Every line below that holds the string "JSON" should be copied out.

------ THE INPUT

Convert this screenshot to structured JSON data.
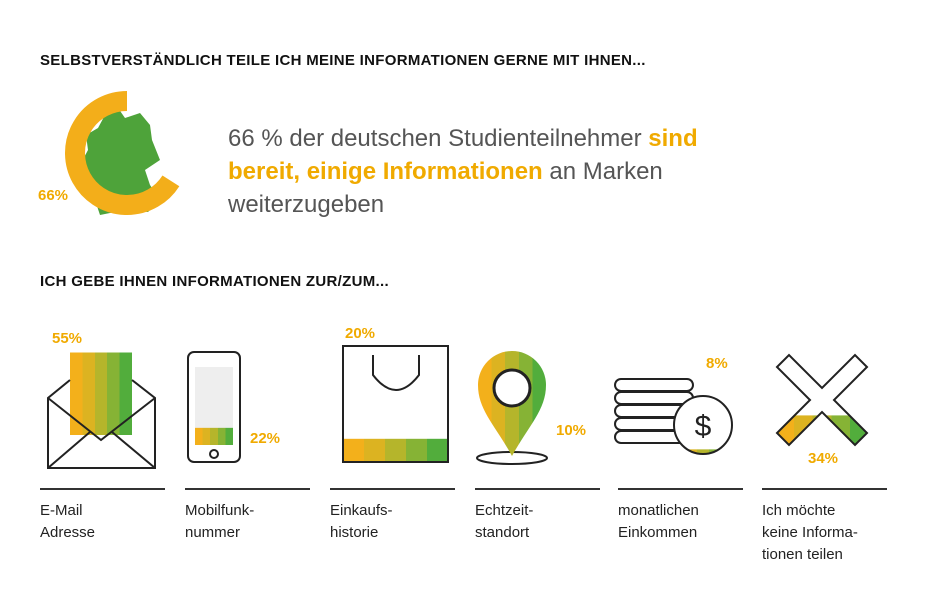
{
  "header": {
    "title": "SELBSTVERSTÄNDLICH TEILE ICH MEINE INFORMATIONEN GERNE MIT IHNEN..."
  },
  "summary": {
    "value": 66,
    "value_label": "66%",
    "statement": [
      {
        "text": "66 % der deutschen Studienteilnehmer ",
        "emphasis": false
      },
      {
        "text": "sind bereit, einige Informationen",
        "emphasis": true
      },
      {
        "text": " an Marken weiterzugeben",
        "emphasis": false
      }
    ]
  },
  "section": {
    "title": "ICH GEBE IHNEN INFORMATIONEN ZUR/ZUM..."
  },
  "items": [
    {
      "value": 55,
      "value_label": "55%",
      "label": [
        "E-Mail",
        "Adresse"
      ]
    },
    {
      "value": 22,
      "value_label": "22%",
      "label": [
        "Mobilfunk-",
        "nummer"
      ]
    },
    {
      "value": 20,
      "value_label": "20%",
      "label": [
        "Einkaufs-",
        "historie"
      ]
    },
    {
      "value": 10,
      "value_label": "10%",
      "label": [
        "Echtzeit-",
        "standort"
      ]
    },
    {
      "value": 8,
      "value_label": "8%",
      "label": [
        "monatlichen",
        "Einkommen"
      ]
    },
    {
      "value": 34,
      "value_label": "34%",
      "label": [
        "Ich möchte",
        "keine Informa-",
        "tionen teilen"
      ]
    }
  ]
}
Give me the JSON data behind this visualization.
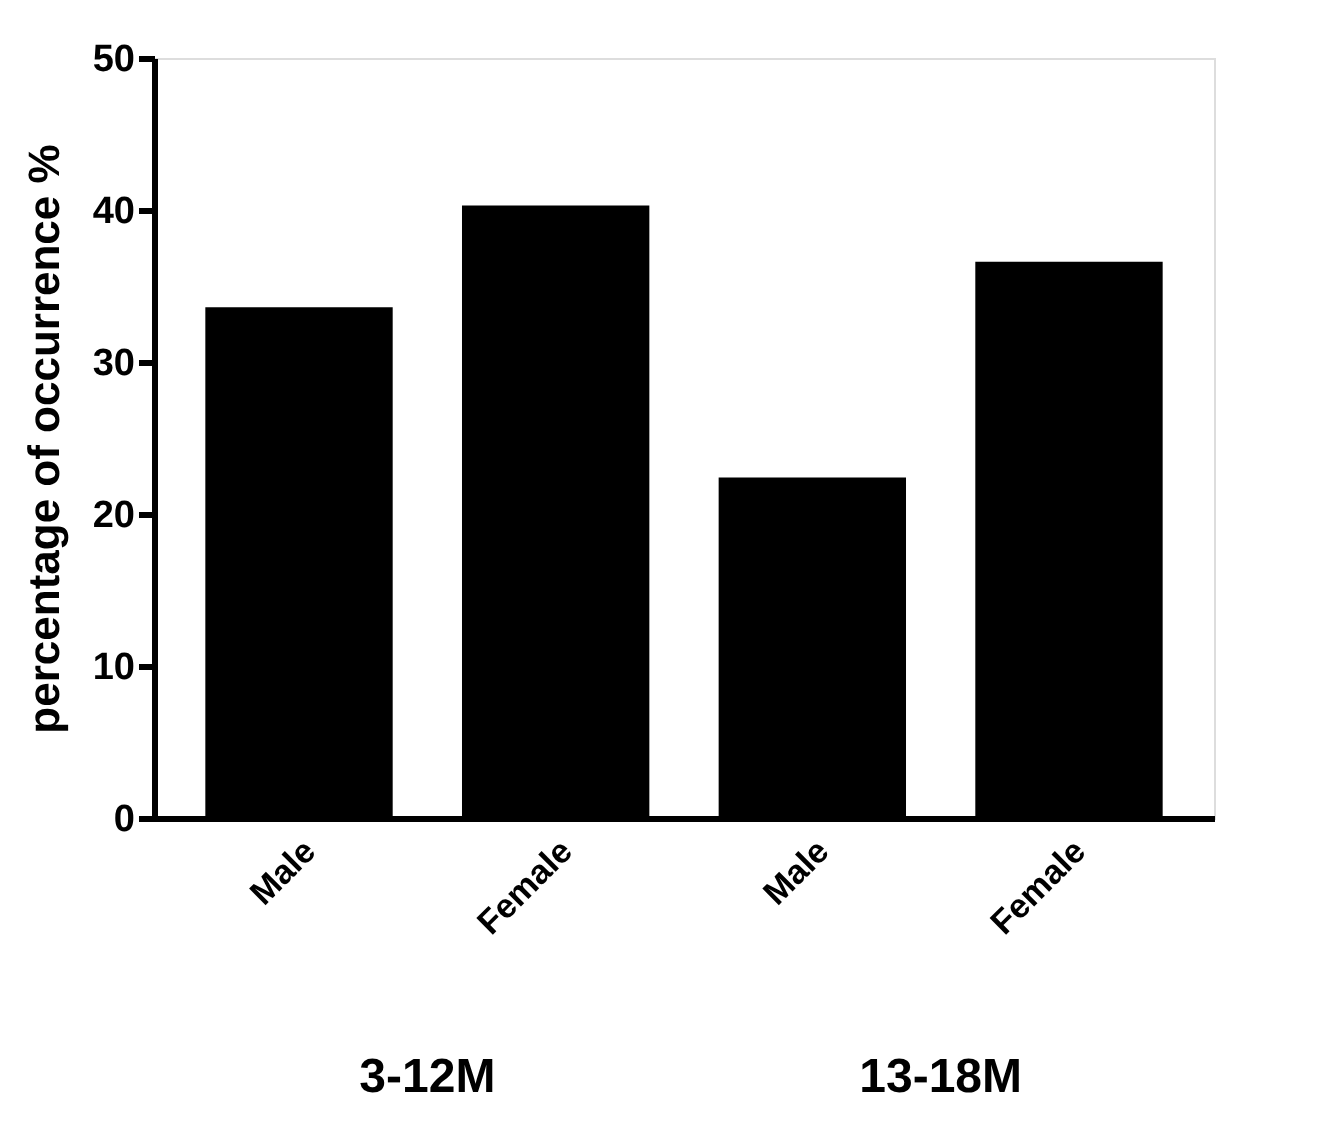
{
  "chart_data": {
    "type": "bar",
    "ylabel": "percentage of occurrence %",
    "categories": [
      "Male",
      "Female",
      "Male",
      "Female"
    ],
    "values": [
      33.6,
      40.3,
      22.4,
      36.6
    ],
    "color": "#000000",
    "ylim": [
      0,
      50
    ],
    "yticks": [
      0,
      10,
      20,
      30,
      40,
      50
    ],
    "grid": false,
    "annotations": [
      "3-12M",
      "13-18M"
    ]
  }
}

------------

__FULL SOLUTION__:
Convert this screenshot to structured JSON data.
Give me the JSON data behind this visualization.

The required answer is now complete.